-- Start of DATA LINES --

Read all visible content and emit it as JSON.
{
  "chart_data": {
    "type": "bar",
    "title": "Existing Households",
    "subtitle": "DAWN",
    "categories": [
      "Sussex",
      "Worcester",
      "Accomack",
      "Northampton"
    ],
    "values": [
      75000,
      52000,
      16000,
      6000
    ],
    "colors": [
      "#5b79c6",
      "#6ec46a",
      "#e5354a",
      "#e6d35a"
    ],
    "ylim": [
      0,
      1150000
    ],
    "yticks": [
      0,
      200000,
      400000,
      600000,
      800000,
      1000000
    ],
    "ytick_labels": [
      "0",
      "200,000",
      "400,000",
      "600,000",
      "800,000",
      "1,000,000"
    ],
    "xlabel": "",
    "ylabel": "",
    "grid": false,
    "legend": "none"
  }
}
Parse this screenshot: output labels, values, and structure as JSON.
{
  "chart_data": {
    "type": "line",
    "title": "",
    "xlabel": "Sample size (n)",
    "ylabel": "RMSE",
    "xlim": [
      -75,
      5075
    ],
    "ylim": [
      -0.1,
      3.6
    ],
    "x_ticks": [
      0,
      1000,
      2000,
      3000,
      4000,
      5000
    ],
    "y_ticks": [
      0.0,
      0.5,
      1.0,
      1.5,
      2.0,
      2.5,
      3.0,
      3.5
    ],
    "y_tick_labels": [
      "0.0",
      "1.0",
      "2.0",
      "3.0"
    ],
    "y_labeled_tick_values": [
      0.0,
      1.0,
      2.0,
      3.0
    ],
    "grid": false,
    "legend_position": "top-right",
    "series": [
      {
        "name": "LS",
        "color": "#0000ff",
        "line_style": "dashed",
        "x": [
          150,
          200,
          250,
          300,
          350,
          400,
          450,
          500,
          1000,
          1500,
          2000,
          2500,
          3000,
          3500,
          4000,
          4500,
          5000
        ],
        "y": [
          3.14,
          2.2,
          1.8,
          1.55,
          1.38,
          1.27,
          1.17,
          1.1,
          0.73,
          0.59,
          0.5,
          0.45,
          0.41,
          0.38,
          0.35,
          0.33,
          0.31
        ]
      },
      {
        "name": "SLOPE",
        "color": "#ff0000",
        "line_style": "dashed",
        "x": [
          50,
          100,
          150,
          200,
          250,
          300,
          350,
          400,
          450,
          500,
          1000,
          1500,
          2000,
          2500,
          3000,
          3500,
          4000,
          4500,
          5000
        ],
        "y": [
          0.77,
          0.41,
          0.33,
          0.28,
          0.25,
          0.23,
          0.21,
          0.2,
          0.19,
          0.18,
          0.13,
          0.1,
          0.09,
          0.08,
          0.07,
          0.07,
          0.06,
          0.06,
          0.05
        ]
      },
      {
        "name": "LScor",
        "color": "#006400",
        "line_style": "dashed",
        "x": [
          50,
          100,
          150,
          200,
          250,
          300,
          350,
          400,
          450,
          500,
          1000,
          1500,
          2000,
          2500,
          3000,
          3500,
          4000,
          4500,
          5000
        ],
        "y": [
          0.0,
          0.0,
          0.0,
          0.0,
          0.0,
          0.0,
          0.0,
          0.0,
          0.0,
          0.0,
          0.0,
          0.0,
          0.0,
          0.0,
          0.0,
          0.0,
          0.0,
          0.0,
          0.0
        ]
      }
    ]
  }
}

-- End of DATA LINES --

Word for word, restate all of the data shown above.

OUTPUT OF THE TASK:
Read all visible content and emit it as JSON.
{
  "chart_data": {
    "type": "bar",
    "title": "Existing Households",
    "subtitle": "DAWN",
    "categories": [
      "Sussex",
      "Worcester",
      "Accomack",
      "Northampton"
    ],
    "values": [
      75000,
      52000,
      16000,
      6000
    ],
    "colors": [
      "#5b79c6",
      "#6ec46a",
      "#e5354a",
      "#e6d35a"
    ],
    "ylim": [
      0,
      1150000
    ],
    "yticks": [
      0,
      200000,
      400000,
      600000,
      800000,
      1000000
    ],
    "ytick_labels": [
      "0",
      "200,000",
      "400,000",
      "600,000",
      "800,000",
      "1,000,000"
    ],
    "xlabel": "",
    "ylabel": "",
    "grid": false,
    "legend": "none"
  }
}
Parse this screenshot: output labels, values, and structure as JSON.
{
  "chart_data": {
    "type": "line",
    "title": "",
    "xlabel": "Sample size (n)",
    "ylabel": "RMSE",
    "xlim": [
      -75,
      5075
    ],
    "ylim": [
      -0.1,
      3.6
    ],
    "x_ticks": [
      0,
      1000,
      2000,
      3000,
      4000,
      5000
    ],
    "y_ticks": [
      0.0,
      0.5,
      1.0,
      1.5,
      2.0,
      2.5,
      3.0,
      3.5
    ],
    "y_tick_labels": [
      "0.0",
      "1.0",
      "2.0",
      "3.0"
    ],
    "y_labeled_tick_values": [
      0.0,
      1.0,
      2.0,
      3.0
    ],
    "grid": false,
    "legend_position": "top-right",
    "series": [
      {
        "name": "LS",
        "color": "#0000ff",
        "line_style": "dashed",
        "x": [
          150,
          200,
          250,
          300,
          350,
          400,
          450,
          500,
          1000,
          1500,
          2000,
          2500,
          3000,
          3500,
          4000,
          4500,
          5000
        ],
        "y": [
          3.14,
          2.2,
          1.8,
          1.55,
          1.38,
          1.27,
          1.17,
          1.1,
          0.73,
          0.59,
          0.5,
          0.45,
          0.41,
          0.38,
          0.35,
          0.33,
          0.31
        ]
      },
      {
        "name": "SLOPE",
        "color": "#ff0000",
        "line_style": "dashed",
        "x": [
          50,
          100,
          150,
          200,
          250,
          300,
          350,
          400,
          450,
          500,
          1000,
          1500,
          2000,
          2500,
          3000,
          3500,
          4000,
          4500,
          5000
        ],
        "y": [
          0.77,
          0.41,
          0.33,
          0.28,
          0.25,
          0.23,
          0.21,
          0.2,
          0.19,
          0.18,
          0.13,
          0.1,
          0.09,
          0.08,
          0.07,
          0.07,
          0.06,
          0.06,
          0.05
        ]
      },
      {
        "name": "LScor",
        "color": "#006400",
        "line_style": "dashed",
        "x": [
          50,
          100,
          150,
          200,
          250,
          300,
          350,
          400,
          450,
          500,
          1000,
          1500,
          2000,
          2500,
          3000,
          3500,
          4000,
          4500,
          5000
        ],
        "y": [
          0.0,
          0.0,
          0.0,
          0.0,
          0.0,
          0.0,
          0.0,
          0.0,
          0.0,
          0.0,
          0.0,
          0.0,
          0.0,
          0.0,
          0.0,
          0.0,
          0.0,
          0.0,
          0.0
        ]
      }
    ]
  }
}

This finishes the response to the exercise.